REQUIRED TASK: Check each line of the material below, and copy it if it holds the string "this".

Saved data entries

────────────────────

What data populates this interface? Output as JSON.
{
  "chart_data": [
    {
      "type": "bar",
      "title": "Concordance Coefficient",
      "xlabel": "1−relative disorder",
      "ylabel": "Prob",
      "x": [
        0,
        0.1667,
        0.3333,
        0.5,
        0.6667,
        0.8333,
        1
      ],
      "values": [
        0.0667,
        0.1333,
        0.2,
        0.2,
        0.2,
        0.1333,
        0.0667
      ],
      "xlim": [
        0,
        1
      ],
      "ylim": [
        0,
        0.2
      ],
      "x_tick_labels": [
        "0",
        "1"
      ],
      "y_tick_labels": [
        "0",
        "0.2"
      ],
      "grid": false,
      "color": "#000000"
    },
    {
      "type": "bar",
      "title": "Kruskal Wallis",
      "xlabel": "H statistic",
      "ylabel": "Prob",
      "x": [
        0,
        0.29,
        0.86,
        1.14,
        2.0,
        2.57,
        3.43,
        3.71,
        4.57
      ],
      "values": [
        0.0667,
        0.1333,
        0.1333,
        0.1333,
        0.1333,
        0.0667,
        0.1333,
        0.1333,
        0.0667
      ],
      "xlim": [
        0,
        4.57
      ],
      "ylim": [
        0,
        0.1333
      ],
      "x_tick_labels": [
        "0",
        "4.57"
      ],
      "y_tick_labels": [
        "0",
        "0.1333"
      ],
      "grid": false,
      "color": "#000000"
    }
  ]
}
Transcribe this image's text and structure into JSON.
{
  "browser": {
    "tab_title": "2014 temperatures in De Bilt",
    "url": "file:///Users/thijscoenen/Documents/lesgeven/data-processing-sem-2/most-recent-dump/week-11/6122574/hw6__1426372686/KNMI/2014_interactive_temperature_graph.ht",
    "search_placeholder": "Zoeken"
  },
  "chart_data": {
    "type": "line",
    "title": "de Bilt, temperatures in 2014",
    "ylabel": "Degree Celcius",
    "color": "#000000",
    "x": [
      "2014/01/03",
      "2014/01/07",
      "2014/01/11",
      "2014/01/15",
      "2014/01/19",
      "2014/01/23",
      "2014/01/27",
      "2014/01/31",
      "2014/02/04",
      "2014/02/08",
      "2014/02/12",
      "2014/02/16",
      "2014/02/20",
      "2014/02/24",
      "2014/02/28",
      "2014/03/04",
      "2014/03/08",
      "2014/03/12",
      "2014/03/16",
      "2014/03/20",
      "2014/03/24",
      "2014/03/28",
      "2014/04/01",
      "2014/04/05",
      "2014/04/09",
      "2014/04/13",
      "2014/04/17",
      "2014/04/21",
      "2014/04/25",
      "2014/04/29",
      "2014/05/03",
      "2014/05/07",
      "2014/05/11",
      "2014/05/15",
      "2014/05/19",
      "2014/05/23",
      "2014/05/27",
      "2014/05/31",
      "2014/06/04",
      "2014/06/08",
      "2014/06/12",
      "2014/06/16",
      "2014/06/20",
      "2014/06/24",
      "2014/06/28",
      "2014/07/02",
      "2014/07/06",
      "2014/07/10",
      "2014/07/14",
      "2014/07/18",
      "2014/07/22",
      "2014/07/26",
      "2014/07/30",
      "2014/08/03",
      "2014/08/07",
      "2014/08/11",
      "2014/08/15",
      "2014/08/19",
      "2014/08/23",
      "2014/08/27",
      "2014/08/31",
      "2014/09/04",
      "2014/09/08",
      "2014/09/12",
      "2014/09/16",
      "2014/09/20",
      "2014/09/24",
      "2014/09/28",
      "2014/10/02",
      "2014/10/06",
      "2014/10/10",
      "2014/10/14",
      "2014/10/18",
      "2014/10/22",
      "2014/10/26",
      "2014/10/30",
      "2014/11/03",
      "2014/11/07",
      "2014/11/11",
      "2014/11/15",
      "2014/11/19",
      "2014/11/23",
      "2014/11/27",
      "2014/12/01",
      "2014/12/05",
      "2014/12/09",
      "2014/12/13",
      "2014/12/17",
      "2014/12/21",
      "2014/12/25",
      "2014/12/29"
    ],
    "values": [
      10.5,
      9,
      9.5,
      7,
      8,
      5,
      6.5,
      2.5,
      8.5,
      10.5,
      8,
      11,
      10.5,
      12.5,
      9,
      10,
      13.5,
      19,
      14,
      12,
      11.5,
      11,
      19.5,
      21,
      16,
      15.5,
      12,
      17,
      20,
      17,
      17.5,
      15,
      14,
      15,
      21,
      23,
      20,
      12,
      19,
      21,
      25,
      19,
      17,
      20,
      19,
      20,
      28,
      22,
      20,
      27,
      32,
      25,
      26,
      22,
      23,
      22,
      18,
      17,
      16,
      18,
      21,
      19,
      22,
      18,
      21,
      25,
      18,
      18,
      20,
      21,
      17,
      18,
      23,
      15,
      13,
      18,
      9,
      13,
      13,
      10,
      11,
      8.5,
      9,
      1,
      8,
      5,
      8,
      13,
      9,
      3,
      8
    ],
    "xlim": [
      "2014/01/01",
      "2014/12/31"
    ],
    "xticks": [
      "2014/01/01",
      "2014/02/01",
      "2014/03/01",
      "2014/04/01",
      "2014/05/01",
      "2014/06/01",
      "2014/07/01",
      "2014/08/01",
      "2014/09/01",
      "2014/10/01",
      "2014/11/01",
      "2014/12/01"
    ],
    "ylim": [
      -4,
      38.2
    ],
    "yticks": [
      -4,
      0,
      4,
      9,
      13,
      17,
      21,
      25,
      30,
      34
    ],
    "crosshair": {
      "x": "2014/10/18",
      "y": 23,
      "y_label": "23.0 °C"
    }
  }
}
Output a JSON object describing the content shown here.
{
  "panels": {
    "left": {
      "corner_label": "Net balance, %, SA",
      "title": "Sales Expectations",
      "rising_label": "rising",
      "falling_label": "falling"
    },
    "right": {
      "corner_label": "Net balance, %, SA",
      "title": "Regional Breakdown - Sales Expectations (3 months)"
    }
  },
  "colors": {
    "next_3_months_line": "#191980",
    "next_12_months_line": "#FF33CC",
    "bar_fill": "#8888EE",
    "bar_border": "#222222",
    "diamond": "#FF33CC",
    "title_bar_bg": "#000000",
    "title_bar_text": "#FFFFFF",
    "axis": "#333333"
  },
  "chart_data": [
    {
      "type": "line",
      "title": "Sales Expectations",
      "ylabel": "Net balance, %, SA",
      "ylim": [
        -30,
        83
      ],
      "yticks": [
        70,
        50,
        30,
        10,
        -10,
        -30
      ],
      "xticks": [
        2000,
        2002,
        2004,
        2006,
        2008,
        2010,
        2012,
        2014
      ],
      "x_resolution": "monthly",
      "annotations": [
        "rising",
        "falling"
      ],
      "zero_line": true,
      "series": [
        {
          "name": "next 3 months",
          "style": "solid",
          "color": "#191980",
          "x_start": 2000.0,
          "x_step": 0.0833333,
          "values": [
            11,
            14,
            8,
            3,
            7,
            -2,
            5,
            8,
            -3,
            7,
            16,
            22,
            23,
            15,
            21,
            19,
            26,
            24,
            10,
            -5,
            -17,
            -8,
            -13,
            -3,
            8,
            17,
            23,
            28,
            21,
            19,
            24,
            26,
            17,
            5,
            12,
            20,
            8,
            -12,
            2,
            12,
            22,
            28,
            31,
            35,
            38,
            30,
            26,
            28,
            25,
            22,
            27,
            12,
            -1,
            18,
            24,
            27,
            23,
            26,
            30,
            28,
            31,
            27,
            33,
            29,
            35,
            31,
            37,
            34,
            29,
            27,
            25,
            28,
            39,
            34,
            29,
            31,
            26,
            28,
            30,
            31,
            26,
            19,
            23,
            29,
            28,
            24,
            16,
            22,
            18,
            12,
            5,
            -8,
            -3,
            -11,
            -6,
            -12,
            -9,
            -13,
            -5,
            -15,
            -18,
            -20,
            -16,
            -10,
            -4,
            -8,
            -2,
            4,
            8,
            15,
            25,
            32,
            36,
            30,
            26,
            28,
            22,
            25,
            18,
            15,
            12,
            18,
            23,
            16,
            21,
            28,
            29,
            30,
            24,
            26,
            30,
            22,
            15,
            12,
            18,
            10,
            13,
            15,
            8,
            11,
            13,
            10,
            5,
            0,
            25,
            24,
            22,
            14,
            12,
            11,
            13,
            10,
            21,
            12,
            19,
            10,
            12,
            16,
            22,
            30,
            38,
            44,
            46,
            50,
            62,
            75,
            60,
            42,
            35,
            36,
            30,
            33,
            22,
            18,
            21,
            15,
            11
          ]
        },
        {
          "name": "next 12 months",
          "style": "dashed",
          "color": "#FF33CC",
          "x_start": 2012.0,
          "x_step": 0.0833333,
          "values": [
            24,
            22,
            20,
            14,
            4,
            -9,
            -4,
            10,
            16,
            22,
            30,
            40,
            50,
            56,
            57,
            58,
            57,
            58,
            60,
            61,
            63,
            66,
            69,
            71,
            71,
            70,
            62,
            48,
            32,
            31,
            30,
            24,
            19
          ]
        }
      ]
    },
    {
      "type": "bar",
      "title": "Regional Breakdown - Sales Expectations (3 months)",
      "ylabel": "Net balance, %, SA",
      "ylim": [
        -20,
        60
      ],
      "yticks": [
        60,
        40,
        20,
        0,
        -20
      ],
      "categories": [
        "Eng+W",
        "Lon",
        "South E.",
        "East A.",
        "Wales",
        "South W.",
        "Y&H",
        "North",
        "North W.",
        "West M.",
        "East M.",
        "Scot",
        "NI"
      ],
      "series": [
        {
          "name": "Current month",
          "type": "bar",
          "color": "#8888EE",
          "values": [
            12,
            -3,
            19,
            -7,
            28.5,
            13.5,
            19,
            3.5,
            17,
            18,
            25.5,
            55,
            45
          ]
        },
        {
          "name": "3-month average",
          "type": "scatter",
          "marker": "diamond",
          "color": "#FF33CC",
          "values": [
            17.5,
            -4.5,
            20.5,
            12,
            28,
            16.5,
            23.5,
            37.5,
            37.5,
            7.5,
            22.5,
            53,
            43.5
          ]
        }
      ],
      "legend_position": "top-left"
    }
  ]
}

────────────────────

CORRECT OUTPUT:
What data populates this interface? Output as JSON.
Transcribe this image's text and structure into JSON.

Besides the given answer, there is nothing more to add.